## TO DO
Only the pictures stay out; every record is to be quoted exactly.

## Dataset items
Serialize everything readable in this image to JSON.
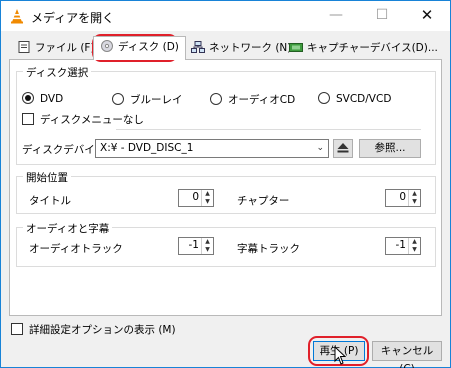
{
  "window": {
    "title": "メディアを開く"
  },
  "title_controls": {
    "minimize": "—",
    "maximize": "☐",
    "close": "✕"
  },
  "tabs": [
    {
      "label": "ファイル (F)",
      "icon": "file-icon"
    },
    {
      "label": "ディスク (D)",
      "icon": "disc-icon",
      "active": true
    },
    {
      "label": "ネットワーク (N)",
      "icon": "network-icon"
    },
    {
      "label": "キャプチャーデバイス(D)...",
      "icon": "capture-device-icon"
    }
  ],
  "disc_select": {
    "title": "ディスク選択",
    "options": [
      {
        "label": "DVD",
        "selected": true
      },
      {
        "label": "ブルーレイ",
        "selected": false
      },
      {
        "label": "オーディオCD",
        "selected": false
      },
      {
        "label": "SVCD/VCD",
        "selected": false
      }
    ],
    "no_menu_label": "ディスクメニューなし",
    "device_label": "ディスクデバイス",
    "device_value": "X:¥ - DVD_DISC_1",
    "browse_label": "参照..."
  },
  "start_position": {
    "title": "開始位置",
    "title_label": "タイトル",
    "title_value": "0",
    "chapter_label": "チャプター",
    "chapter_value": "0"
  },
  "audio_subtitles": {
    "title": "オーディオと字幕",
    "audio_label": "オーディオトラック",
    "audio_value": "-1",
    "subtitle_label": "字幕トラック",
    "subtitle_value": "-1"
  },
  "footer": {
    "show_options_label": "詳細設定オプションの表示 (M)",
    "play_label": "再生 (P)",
    "cancel_label": "キャンセル (C)"
  },
  "colors": {
    "highlight": "#e0202a",
    "accent": "#0078d7"
  }
}
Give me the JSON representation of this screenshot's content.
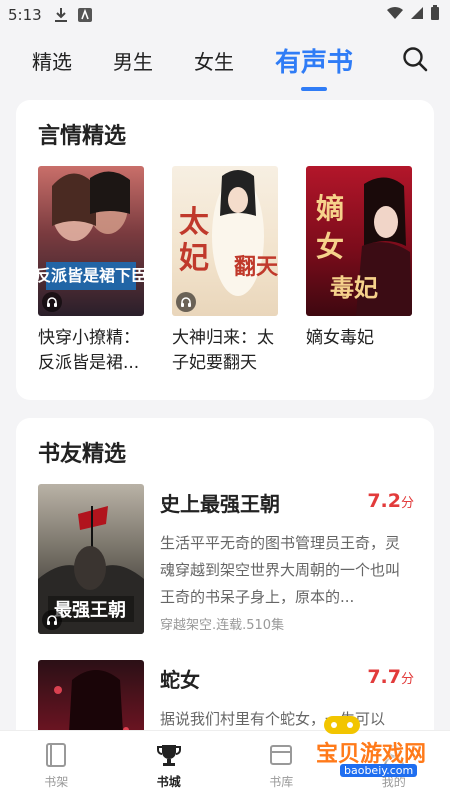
{
  "status_bar": {
    "time": "5:13"
  },
  "top_nav": {
    "tabs": [
      {
        "label": "精选"
      },
      {
        "label": "男生"
      },
      {
        "label": "女生"
      },
      {
        "label": "有声书",
        "active": true
      }
    ],
    "accent_color": "#2f7cf6"
  },
  "section_romance": {
    "title": "言情精选",
    "books": [
      {
        "title_line1": "快穿小撩精：",
        "title_line2": "反派皆是裙..."
      },
      {
        "title_line1": "大神归来：太",
        "title_line2": "子妃要翻天"
      },
      {
        "title_line1": "嫡女毒妃",
        "title_line2": ""
      }
    ]
  },
  "section_friends": {
    "title": "书友精选",
    "items": [
      {
        "title": "史上最强王朝",
        "score": "7.2",
        "score_unit": "分",
        "desc": "生活平平无奇的图书管理员王奇，灵魂穿越到架空世界大周朝的一个也叫王奇的书呆子身上，原本的...",
        "meta": "穿越架空.连载.510集"
      },
      {
        "title": "蛇女",
        "score": "7.7",
        "score_unit": "分",
        "desc": "据说我们村里有个蛇女，一生可以",
        "meta": ""
      }
    ],
    "score_color": "#e23b3b"
  },
  "bottom_nav": {
    "items": [
      {
        "label": "书架",
        "icon": "bookshelf-icon"
      },
      {
        "label": "书城",
        "icon": "trophy-icon",
        "active": true
      },
      {
        "label": "书库",
        "icon": "library-icon"
      },
      {
        "label": "我的",
        "icon": "profile-icon"
      }
    ]
  },
  "watermark": {
    "text": "宝贝游戏网",
    "url": "baobeiy.com"
  }
}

## REPLY TO THE TASK
Serialize everything readable in this image to JSON.
{
  "window": {
    "title": "メディアを開く"
  },
  "title_controls": {
    "minimize": "—",
    "maximize": "☐",
    "close": "✕"
  },
  "tabs": [
    {
      "label": "ファイル (F)",
      "icon": "file-icon"
    },
    {
      "label": "ディスク (D)",
      "icon": "disc-icon",
      "active": true
    },
    {
      "label": "ネットワーク (N)",
      "icon": "network-icon"
    },
    {
      "label": "キャプチャーデバイス(D)...",
      "icon": "capture-device-icon"
    }
  ],
  "disc_select": {
    "title": "ディスク選択",
    "options": [
      {
        "label": "DVD",
        "selected": true
      },
      {
        "label": "ブルーレイ",
        "selected": false
      },
      {
        "label": "オーディオCD",
        "selected": false
      },
      {
        "label": "SVCD/VCD",
        "selected": false
      }
    ],
    "no_menu_label": "ディスクメニューなし",
    "device_label": "ディスクデバイス",
    "device_value": "X:¥ - DVD_DISC_1",
    "browse_label": "参照..."
  },
  "start_position": {
    "title": "開始位置",
    "title_label": "タイトル",
    "title_value": "0",
    "chapter_label": "チャプター",
    "chapter_value": "0"
  },
  "audio_subtitles": {
    "title": "オーディオと字幕",
    "audio_label": "オーディオトラック",
    "audio_value": "-1",
    "subtitle_label": "字幕トラック",
    "subtitle_value": "-1"
  },
  "footer": {
    "show_options_label": "詳細設定オプションの表示 (M)",
    "play_label": "再生 (P)",
    "cancel_label": "キャンセル (C)"
  },
  "colors": {
    "highlight": "#e0202a",
    "accent": "#0078d7"
  }
}
Give me the JSON representation of this screenshot's content.
{
  "status_bar": {
    "time": "5:13"
  },
  "top_nav": {
    "tabs": [
      {
        "label": "精选"
      },
      {
        "label": "男生"
      },
      {
        "label": "女生"
      },
      {
        "label": "有声书",
        "active": true
      }
    ],
    "accent_color": "#2f7cf6"
  },
  "section_romance": {
    "title": "言情精选",
    "books": [
      {
        "title_line1": "快穿小撩精：",
        "title_line2": "反派皆是裙..."
      },
      {
        "title_line1": "大神归来：太",
        "title_line2": "子妃要翻天"
      },
      {
        "title_line1": "嫡女毒妃",
        "title_line2": ""
      }
    ]
  },
  "section_friends": {
    "title": "书友精选",
    "items": [
      {
        "title": "史上最强王朝",
        "score": "7.2",
        "score_unit": "分",
        "desc": "生活平平无奇的图书管理员王奇，灵魂穿越到架空世界大周朝的一个也叫王奇的书呆子身上，原本的...",
        "meta": "穿越架空.连载.510集"
      },
      {
        "title": "蛇女",
        "score": "7.7",
        "score_unit": "分",
        "desc": "据说我们村里有个蛇女，一生可以",
        "meta": ""
      }
    ],
    "score_color": "#e23b3b"
  },
  "bottom_nav": {
    "items": [
      {
        "label": "书架",
        "icon": "bookshelf-icon"
      },
      {
        "label": "书城",
        "icon": "trophy-icon",
        "active": true
      },
      {
        "label": "书库",
        "icon": "library-icon"
      },
      {
        "label": "我的",
        "icon": "profile-icon"
      }
    ]
  },
  "watermark": {
    "text": "宝贝游戏网",
    "url": "baobeiy.com"
  }
}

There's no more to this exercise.